Direction: Copy each line of the records that contains the word "icon".

Data rows:
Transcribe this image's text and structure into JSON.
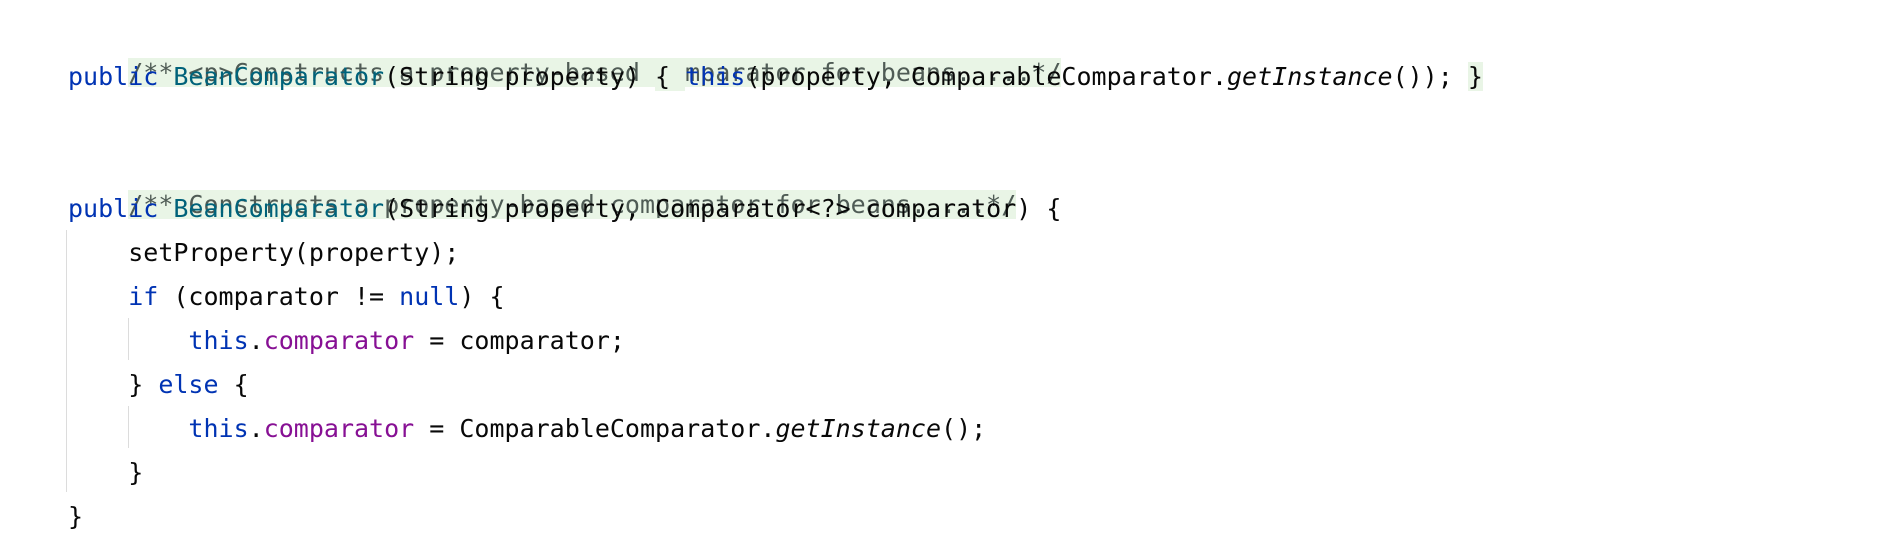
{
  "code": {
    "line1": {
      "comment": "/** <p>Constructs a property-based comparator for beans. ...*/"
    },
    "line2": {
      "kw_public": "public",
      "ctor_name": "BeanComparator",
      "params": "(String property)",
      "gap1": " ",
      "fold_open": "{ ",
      "kw_this": "this",
      "args_a": "(property, ComparableComparator.",
      "method": "getInstance",
      "args_b": "());",
      "gap2": " ",
      "fold_close": "}"
    },
    "line4": {
      "comment": "/** Constructs a property-based comparator for beans. ...*/"
    },
    "line5": {
      "kw_public": "public",
      "ctor_name": "BeanComparator",
      "params": "(String property, Comparator<?> comparator) {"
    },
    "line6": {
      "indent": "    ",
      "stmt": "setProperty(property);"
    },
    "line7": {
      "indent": "    ",
      "kw_if": "if",
      "cond": " (comparator != ",
      "kw_null": "null",
      "tail": ") {"
    },
    "line8": {
      "indent": "        ",
      "kw_this": "this",
      "dot": ".",
      "field": "comparator",
      "rest": " = comparator;"
    },
    "line9": {
      "indent": "    ",
      "brace": "} ",
      "kw_else": "else",
      "tail": " {"
    },
    "line10": {
      "indent": "        ",
      "kw_this": "this",
      "dot": ".",
      "field": "comparator",
      "rest": " = ComparableComparator.",
      "method": "getInstance",
      "tail": "();"
    },
    "line11": {
      "indent": "    ",
      "brace": "}"
    },
    "line12": {
      "brace": "}"
    }
  }
}
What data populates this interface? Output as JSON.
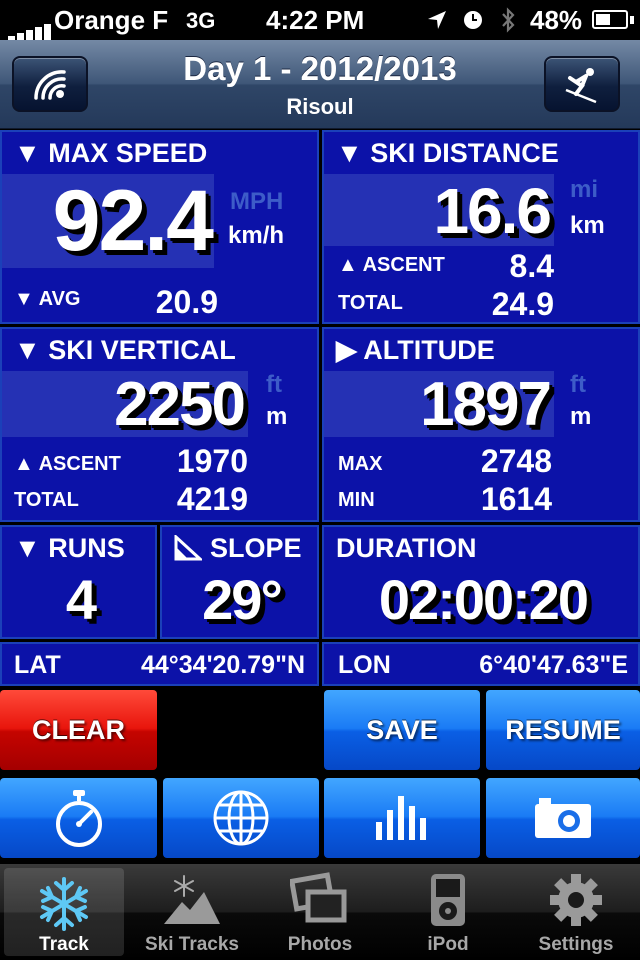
{
  "status": {
    "carrier": "Orange F",
    "network": "3G",
    "time": "4:22 PM",
    "battery": "48%"
  },
  "nav": {
    "title": "Day 1 - 2012/2013",
    "subtitle": "Risoul",
    "left_icon": "signal-waves-icon",
    "right_icon": "skier-icon"
  },
  "max_speed": {
    "title": "▼ MAX SPEED",
    "value": "92.4",
    "unit_alt": "MPH",
    "unit": "km/h",
    "avg_label": "▼ AVG",
    "avg_value": "20.9"
  },
  "ski_distance": {
    "title": "▼ SKI DISTANCE",
    "value": "16.6",
    "unit_alt": "mi",
    "unit": "km",
    "ascent_label": "▲ ASCENT",
    "ascent_value": "8.4",
    "total_label": "TOTAL",
    "total_value": "24.9"
  },
  "ski_vertical": {
    "title": "▼ SKI VERTICAL",
    "value": "2250",
    "unit_alt": "ft",
    "unit": "m",
    "ascent_label": "▲ ASCENT",
    "ascent_value": "1970",
    "total_label": "TOTAL",
    "total_value": "4219"
  },
  "altitude": {
    "title": "▶ ALTITUDE",
    "value": "1897",
    "unit_alt": "ft",
    "unit": "m",
    "max_label": "MAX",
    "max_value": "2748",
    "min_label": "MIN",
    "min_value": "1614"
  },
  "runs": {
    "title": "▼ RUNS",
    "value": "4"
  },
  "slope": {
    "title": "SLOPE",
    "value": "29°"
  },
  "duration": {
    "title": "DURATION",
    "value": "02:00:20"
  },
  "lat": {
    "label": "LAT",
    "value": "44°34'20.79\"N"
  },
  "lon": {
    "label": "LON",
    "value": "6°40'47.63\"E"
  },
  "buttons": {
    "clear": "CLEAR",
    "save": "SAVE",
    "resume": "RESUME"
  },
  "tools": [
    "stopwatch-icon",
    "globe-icon",
    "bar-chart-icon",
    "camera-icon"
  ],
  "tabs": [
    {
      "label": "Track",
      "icon": "snowflake-icon",
      "active": true
    },
    {
      "label": "Ski Tracks",
      "icon": "mountain-icon",
      "active": false
    },
    {
      "label": "Photos",
      "icon": "photos-icon",
      "active": false
    },
    {
      "label": "iPod",
      "icon": "ipod-icon",
      "active": false
    },
    {
      "label": "Settings",
      "icon": "gear-icon",
      "active": false
    }
  ],
  "colors": {
    "panel": "#0c12a8",
    "value_box": "#2531b4",
    "clear": "#e8150c",
    "button_blue": "#1a7bf5"
  }
}
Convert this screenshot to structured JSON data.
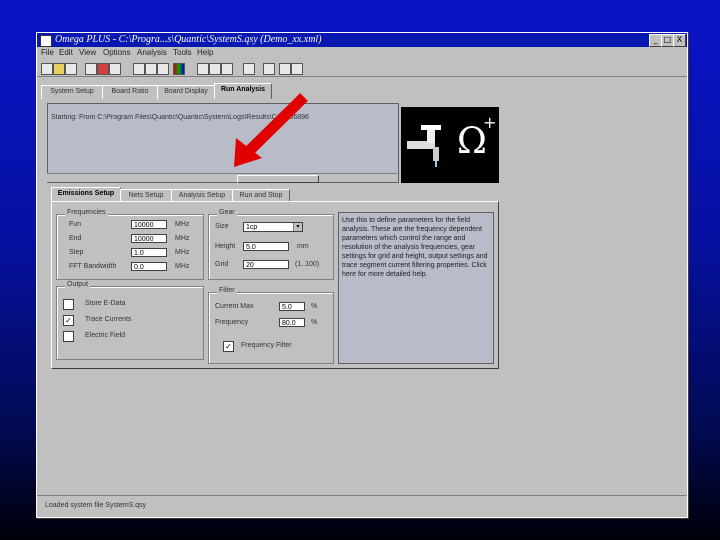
{
  "window": {
    "title": "Omega PLUS - C:\\Progra...s\\Quantic\\SystemS.qsy (Demo_xx.xml)",
    "controls": [
      "_",
      "□",
      "X"
    ]
  },
  "menu": [
    "File",
    "Edit",
    "View",
    "Options",
    "Analysis",
    "Tools",
    "Help"
  ],
  "top_tabs": [
    "System Setup",
    "Board Ratio",
    "Board Display",
    "Run Analysis"
  ],
  "output_text": "Starting: From C:\\Program Files\\Quantic\\Quantic\\System\\Logs\\Results\\C:\\PF36896",
  "logo": {
    "symbol": "Ω",
    "plus": "+"
  },
  "setup_tabs": [
    "Emissions Setup",
    "Nets Setup",
    "Analysis Setup",
    "Run and Stop"
  ],
  "frequencies": {
    "title": "Frequencies",
    "rows": [
      {
        "label": "Fun",
        "value": "10000",
        "unit": "MHz"
      },
      {
        "label": "End",
        "value": "10000",
        "unit": "MHz"
      },
      {
        "label": "Step",
        "value": "1.0",
        "unit": "MHz"
      },
      {
        "label": "FFT Bandwidth",
        "value": "0.0",
        "unit": "MHz"
      }
    ]
  },
  "gear": {
    "title": "Gear",
    "size_label": "Size",
    "size_value": "1cp",
    "height_label": "Height",
    "height_value": "5.0",
    "height_unit": "mm",
    "grid_label": "Grid",
    "grid_value": "20",
    "grid_range": "(1..100)"
  },
  "output": {
    "title": "Output",
    "items": [
      {
        "label": "Store E-Data",
        "checked": false
      },
      {
        "label": "Trace Currents",
        "checked": true
      },
      {
        "label": "Electric Field",
        "checked": false
      }
    ]
  },
  "filter": {
    "title": "Filter",
    "rows": [
      {
        "label": "Current Max",
        "value": "5.0",
        "unit": "%"
      },
      {
        "label": "Frequency",
        "value": "80.0",
        "unit": "%"
      }
    ],
    "freq_filter_label": "Frequency Filter",
    "freq_filter_checked": true
  },
  "help_text": "Use this to define parameters for the field analysis. These are the frequency dependent parameters which control the range and resolution of the analysis frequencies, gear settings for grid and height, output settings and trace segment current filtering properties. Click here for more detailed help.",
  "status": "Loaded system file SystemS.qsy"
}
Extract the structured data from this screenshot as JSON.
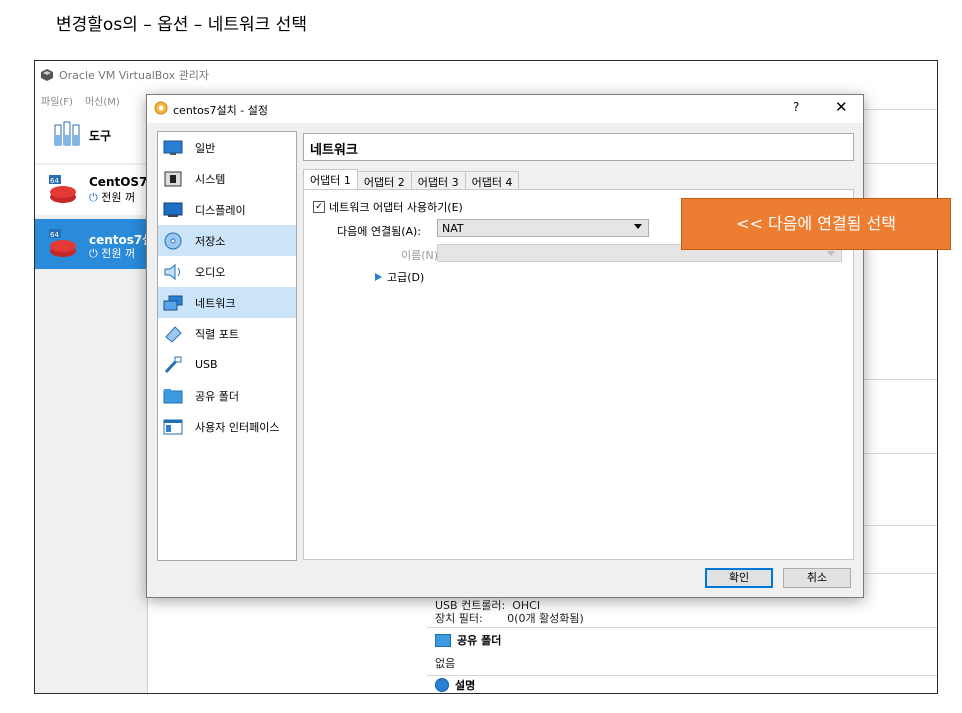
{
  "caption": "변경할os의 – 옵션 – 네트워크 선택",
  "main_window": {
    "title": "Oracle VM VirtualBox 관리자",
    "menu": [
      "파일(F)",
      "머신(M)"
    ],
    "tools_label": "도구",
    "vms": [
      {
        "name": "CentOS7(",
        "state": "전원 꺼"
      },
      {
        "name": "centos7설",
        "state": "전원 꺼"
      }
    ],
    "details": {
      "usb_line1": "USB 컨트롤러:  OHCI",
      "usb_line2": "장치 필터:       0(0개 활성화됨)",
      "shared_header": "공유 폴더",
      "shared_value": "없음",
      "desc_header": "설명"
    }
  },
  "dialog": {
    "title": "centos7설치 - 설정",
    "help": "?",
    "close": "✕",
    "categories": [
      "일반",
      "시스템",
      "디스플레이",
      "저장소",
      "오디오",
      "네트워크",
      "직렬 포트",
      "USB",
      "공유 폴더",
      "사용자 인터페이스"
    ],
    "selected_category": "네트워크",
    "section_title": "네트워크",
    "tabs": [
      "어댑터 1",
      "어댑터 2",
      "어댑터 3",
      "어댑터 4"
    ],
    "active_tab": "어댑터 1",
    "enable_checkbox": {
      "label": "네트워크 어댑터 사용하기(E)",
      "checked": true
    },
    "attached_label": "다음에 연결됨(A):",
    "attached_value": "NAT",
    "name_label": "이름(N):",
    "advanced_label": "고급(D)",
    "ok_label": "확인",
    "cancel_label": "취소"
  },
  "callout": {
    "text": "<< 다음에 연결됨 선택",
    "color": "#ed7d31"
  },
  "colors": {
    "selection": "#cce4f7",
    "vm_selected": "#2a8bdb",
    "accent": "#0078d7"
  }
}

Exercise answer:
    "left_icon": "signal-waves-icon",
    "right_icon": "skier-icon"
    "stopwatch-icon",
    "globe-icon",
    "bar-chart-icon",
    "camera-icon"
      "icon": "snowflake-icon",
      "icon": "mountain-icon",
      "icon": "photos-icon",
      "icon": "ipod-icon",
      "icon": "gear-icon",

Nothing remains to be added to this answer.